Satisfaction pour l'opération genevoise lancée il y a un an des autorités comme des associations et des syndicats

Les partenaires de l'opération Papyrus s'accordent à dire que le projet va dans le bon sens. Le travail proactif des associations et des syndicats, notamment d'Unia, a permis depuis 2015 à 1093 clandestins de sortir de l'ombre et de la précarité. La campagne contre le travail au noir est elle aussi en train de porter ses fruits. Les employeurs ont encore jusqu'au 30 juin prochain pour se mettre en conformité.

Le 21 février 2017, l'opération Papyrus était officiellement lancée à Genève dans un double objectif: régulariser le statut de séjour d'une catégorie ciblée de migrants sans papiers (lire ci-dessous) et assainir les secteurs économiques particulièrement touchés par le travail au noir. Un an plus tard, un bilan de mi-parcours s'impose. Pour Pierre Maudet, conseiller d'Etat en charge de la Sécurité et de l'Economie, cette opération est une réussite, et même une «fierté». En chiffres, depuis le lancement du projet pilote en 2015 jusqu'au 31 janvier 2018, ce sont 1093 personnes, majoritairement en provenance d'Amérique latine, qui ont obtenu un permis B grâce à Papyrus (voir détails dans l'encadré). Sur tous les dossiers déposés, seuls 4 ont essuyé un refus. Des chiffres concluants pour Pierre Maudet, qui a profité de cette conférence de presse du 20 février pour saluer le sérieux du travail mené par les associations et les syndicats dans l'accompagnement des candidats, mais aussi par l'Office cantonal de l'inspection et des relations du travail (OCIRT), l'Office cantonal de la population et des migrations (OCPM) et le Secrétariat d'Etat aux migrations (SEM).

> _Consigne a_: Dans les lignes de données, reprenez tout, de la ligne contenant « chevron-open-icon[interactable] [138, 239, 155, 251] » jusqu'à celle contenant « breadcrumb-demo[interactable]: demo [14, 1013, 70, 1029] », en substituant « MainApplication » à « DemoApplication » et sans rien modifier d'autre.
Les lignes qui viennent ensuite n'ont aucun lien avec l'article.

> _Données de travail_:
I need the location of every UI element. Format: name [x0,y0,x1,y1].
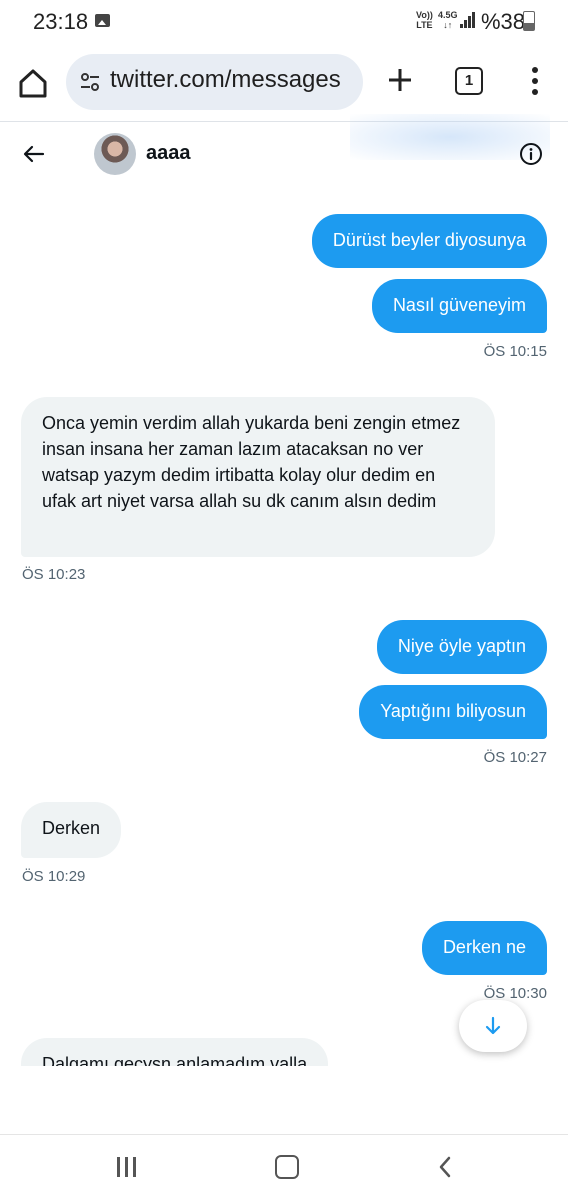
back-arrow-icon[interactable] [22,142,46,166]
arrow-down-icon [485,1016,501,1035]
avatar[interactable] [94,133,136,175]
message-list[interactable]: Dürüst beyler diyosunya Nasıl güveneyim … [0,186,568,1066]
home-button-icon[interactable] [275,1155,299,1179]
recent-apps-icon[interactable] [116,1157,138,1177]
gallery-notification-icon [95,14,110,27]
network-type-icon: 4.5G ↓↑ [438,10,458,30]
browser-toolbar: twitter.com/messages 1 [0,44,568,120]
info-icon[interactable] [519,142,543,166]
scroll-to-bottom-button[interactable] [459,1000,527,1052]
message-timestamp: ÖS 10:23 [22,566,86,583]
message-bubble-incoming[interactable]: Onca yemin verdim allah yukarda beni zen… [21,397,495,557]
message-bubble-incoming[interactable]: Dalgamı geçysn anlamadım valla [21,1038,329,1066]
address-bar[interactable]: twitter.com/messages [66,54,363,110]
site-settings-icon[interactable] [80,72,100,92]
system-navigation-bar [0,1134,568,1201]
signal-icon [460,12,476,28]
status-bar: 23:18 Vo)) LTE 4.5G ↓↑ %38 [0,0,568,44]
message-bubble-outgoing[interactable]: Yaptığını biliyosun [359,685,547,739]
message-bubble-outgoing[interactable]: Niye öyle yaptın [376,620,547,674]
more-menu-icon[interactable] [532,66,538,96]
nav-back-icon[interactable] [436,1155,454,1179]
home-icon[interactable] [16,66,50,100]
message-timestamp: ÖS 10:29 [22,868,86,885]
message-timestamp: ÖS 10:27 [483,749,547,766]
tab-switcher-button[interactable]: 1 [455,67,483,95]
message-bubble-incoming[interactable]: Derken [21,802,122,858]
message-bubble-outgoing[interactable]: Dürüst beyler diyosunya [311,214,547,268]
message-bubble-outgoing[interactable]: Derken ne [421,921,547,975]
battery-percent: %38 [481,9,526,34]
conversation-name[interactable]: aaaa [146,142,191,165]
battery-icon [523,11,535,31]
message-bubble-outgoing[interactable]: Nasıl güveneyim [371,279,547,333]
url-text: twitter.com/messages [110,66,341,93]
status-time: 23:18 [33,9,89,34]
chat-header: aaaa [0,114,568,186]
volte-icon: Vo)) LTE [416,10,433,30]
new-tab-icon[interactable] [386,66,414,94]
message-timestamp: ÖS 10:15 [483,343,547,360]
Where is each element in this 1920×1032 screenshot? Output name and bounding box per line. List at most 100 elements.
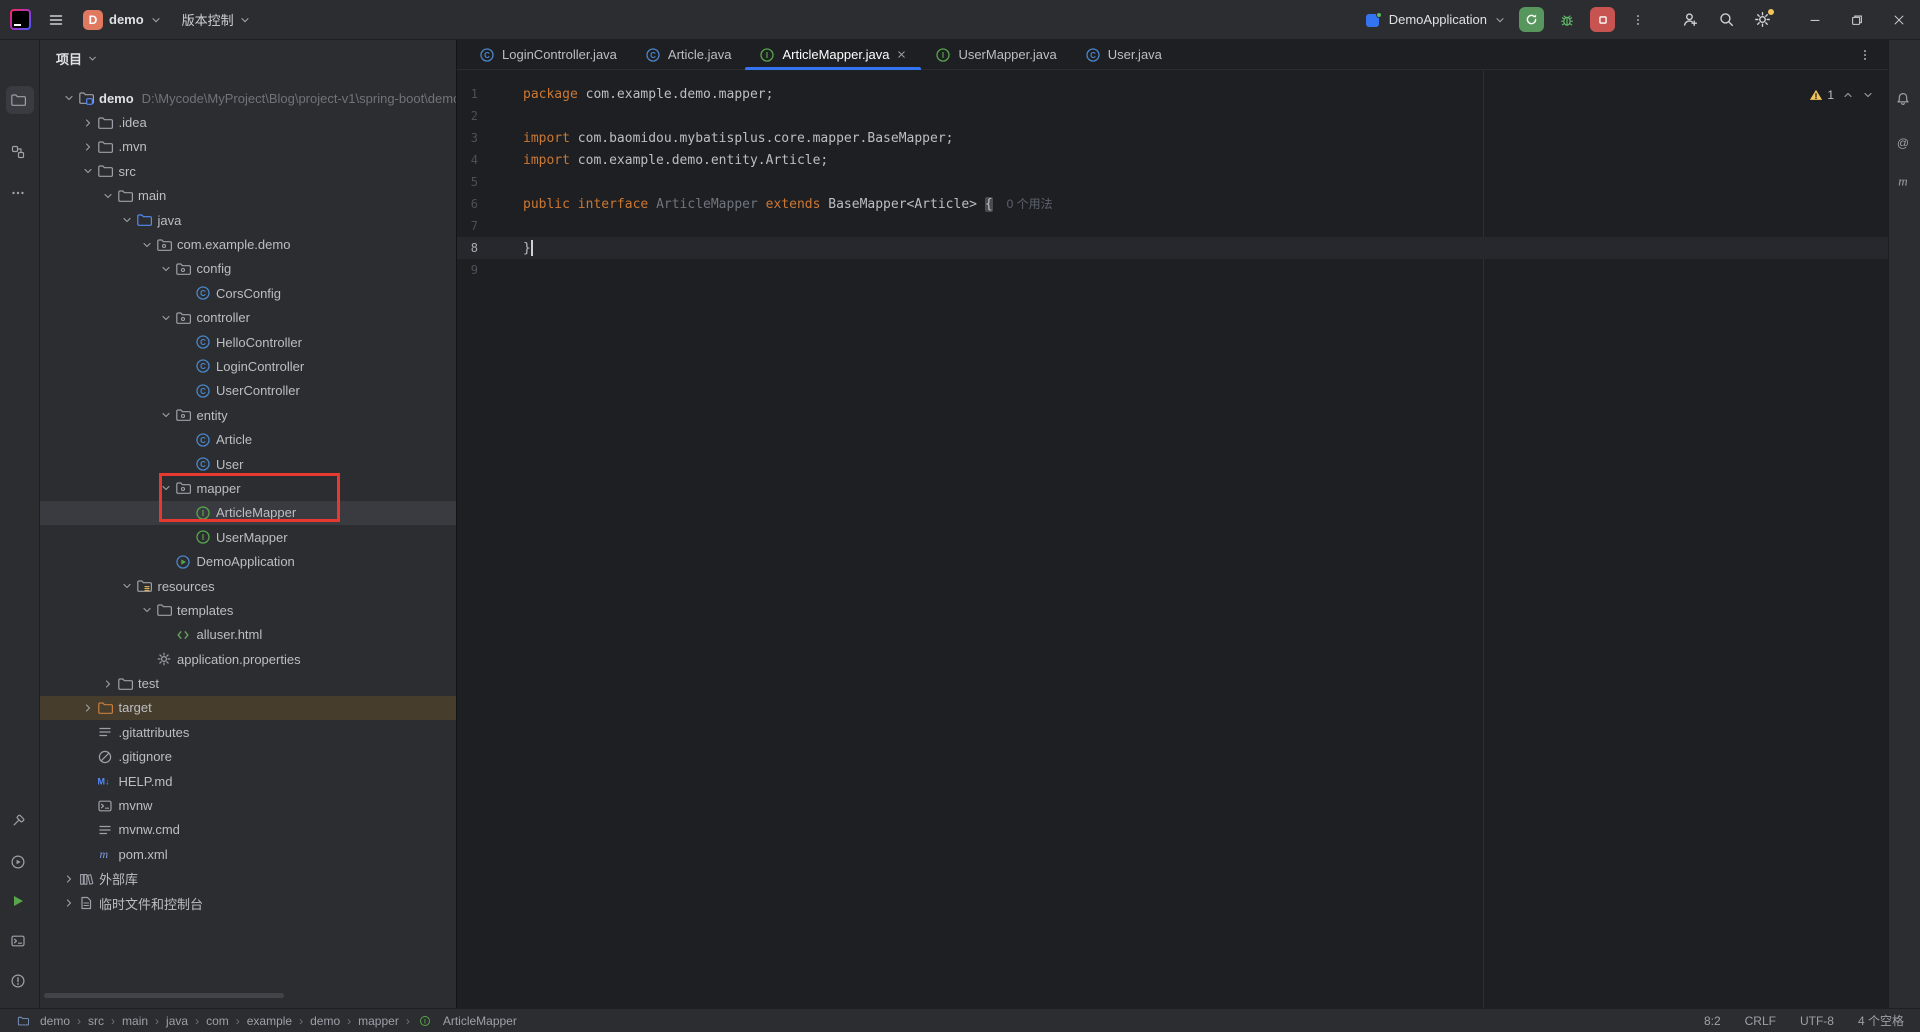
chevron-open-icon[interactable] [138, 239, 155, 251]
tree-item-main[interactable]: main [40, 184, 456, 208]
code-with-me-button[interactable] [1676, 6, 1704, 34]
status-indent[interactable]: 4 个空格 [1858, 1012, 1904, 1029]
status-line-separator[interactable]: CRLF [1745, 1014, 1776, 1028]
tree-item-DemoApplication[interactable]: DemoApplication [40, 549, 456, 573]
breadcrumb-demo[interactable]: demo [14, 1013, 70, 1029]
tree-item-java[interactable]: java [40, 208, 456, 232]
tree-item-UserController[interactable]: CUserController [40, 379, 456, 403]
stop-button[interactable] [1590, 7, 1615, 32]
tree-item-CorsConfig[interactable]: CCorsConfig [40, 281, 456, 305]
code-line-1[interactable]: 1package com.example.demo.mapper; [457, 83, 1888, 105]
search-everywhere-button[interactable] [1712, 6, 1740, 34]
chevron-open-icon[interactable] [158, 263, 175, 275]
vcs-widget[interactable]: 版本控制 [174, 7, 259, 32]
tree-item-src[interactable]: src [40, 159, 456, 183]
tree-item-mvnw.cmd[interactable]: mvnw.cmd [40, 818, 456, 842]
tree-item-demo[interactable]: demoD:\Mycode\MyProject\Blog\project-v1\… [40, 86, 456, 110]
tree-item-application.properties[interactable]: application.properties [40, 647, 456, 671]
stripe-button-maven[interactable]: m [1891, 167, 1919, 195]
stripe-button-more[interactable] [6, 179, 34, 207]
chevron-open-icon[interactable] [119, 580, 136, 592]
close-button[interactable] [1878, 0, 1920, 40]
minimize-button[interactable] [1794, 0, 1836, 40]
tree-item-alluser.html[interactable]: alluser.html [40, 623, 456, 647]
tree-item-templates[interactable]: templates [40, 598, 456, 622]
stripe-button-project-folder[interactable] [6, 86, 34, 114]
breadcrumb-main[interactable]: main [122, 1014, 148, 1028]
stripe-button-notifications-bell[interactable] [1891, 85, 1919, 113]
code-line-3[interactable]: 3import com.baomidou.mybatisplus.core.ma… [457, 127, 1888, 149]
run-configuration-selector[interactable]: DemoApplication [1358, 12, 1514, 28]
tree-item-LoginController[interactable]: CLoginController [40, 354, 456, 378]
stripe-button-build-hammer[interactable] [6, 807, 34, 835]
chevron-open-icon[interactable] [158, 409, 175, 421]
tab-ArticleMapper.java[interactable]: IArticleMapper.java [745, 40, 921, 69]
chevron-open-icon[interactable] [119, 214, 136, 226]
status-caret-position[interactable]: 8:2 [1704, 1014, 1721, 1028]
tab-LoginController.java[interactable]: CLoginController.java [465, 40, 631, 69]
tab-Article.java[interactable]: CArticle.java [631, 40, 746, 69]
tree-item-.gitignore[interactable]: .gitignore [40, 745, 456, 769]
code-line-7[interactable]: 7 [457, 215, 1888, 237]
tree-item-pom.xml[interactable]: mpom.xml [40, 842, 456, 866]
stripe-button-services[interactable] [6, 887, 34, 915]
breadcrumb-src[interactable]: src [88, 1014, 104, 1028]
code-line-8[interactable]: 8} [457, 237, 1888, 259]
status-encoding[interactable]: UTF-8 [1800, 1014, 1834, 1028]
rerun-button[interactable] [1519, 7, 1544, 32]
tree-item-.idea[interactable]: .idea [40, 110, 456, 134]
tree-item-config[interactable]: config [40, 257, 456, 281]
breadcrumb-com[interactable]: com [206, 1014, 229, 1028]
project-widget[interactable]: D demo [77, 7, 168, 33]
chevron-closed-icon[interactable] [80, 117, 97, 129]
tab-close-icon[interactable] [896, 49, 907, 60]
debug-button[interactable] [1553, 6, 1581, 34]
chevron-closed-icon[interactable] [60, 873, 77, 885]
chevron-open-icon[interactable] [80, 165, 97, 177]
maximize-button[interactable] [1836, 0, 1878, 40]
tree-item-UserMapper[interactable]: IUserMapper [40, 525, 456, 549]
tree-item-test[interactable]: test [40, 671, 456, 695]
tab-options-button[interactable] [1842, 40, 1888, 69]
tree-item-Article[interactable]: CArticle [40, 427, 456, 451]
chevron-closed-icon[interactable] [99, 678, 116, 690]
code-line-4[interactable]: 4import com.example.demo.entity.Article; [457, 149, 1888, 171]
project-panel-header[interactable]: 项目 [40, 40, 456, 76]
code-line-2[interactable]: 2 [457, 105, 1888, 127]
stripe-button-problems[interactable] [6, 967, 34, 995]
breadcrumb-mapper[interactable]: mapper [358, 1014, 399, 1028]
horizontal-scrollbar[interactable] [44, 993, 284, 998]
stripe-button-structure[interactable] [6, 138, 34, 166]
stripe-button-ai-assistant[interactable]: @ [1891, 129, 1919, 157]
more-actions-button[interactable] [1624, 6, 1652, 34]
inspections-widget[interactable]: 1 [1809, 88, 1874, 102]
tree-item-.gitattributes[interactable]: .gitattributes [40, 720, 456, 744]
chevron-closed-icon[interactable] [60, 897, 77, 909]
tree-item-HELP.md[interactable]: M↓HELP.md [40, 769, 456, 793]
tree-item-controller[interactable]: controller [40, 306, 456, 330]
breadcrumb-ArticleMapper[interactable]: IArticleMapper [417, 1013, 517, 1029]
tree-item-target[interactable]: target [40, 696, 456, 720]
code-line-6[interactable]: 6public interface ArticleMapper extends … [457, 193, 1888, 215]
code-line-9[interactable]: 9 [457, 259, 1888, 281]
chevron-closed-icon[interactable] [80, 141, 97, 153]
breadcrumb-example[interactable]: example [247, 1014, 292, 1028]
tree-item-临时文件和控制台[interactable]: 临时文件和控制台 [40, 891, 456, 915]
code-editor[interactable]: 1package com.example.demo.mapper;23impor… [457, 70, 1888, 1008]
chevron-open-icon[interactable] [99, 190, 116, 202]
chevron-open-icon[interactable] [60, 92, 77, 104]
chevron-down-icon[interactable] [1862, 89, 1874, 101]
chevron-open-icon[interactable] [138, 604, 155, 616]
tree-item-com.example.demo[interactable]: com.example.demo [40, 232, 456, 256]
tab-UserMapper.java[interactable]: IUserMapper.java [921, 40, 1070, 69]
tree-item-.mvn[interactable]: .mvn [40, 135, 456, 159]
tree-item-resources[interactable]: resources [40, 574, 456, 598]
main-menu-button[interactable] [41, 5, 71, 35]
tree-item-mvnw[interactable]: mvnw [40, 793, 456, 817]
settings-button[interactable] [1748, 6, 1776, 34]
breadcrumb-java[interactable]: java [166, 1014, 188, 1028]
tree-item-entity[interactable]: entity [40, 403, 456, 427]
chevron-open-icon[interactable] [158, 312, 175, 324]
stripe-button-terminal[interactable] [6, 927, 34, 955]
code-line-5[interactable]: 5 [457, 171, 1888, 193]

> _Consigne b_: Pour chacune des affirmations suivantes, indiquez par oui ou par non si elle concorde avec l'article sur l'opération Papyrus, en citant les mots décisifs de l'article : (i) l'opération a été officiellement lancée à Genève le 21 février 2017 ; (ii) les employeurs ont jusqu'au 30 juin pour se mettre en conformité ; (iii) plus de dix dossiers déposés ont été refusés.

> _Réponse rédigée a_:
chevron-open-icon[interactable] [138, 239, 155, 251]
tree-item-main[interactable]: main [40, 184, 456, 208]
code-with-me-button[interactable] [1676, 6, 1704, 34]
status-indent[interactable]: 4 个空格 [1858, 1012, 1904, 1029]
status-line-separator[interactable]: CRLF [1745, 1014, 1776, 1028]
tree-item-MainApplication[interactable]: MainApplication [40, 549, 456, 573]
breadcrumb-demo[interactable]: demo [14, 1013, 70, 1029]

> _Réponse rédigée b_:
(i) Oui : « Le 21 février 2017, l'opération Papyrus était officiellement lancée à Genève ».
(ii) Oui : « Les employeurs ont encore jusqu'au 30 juin prochain pour se mettre en conformité ».
(iii) Non : « Sur tous les dossiers déposés, seuls 4 ont essuyé un refus ».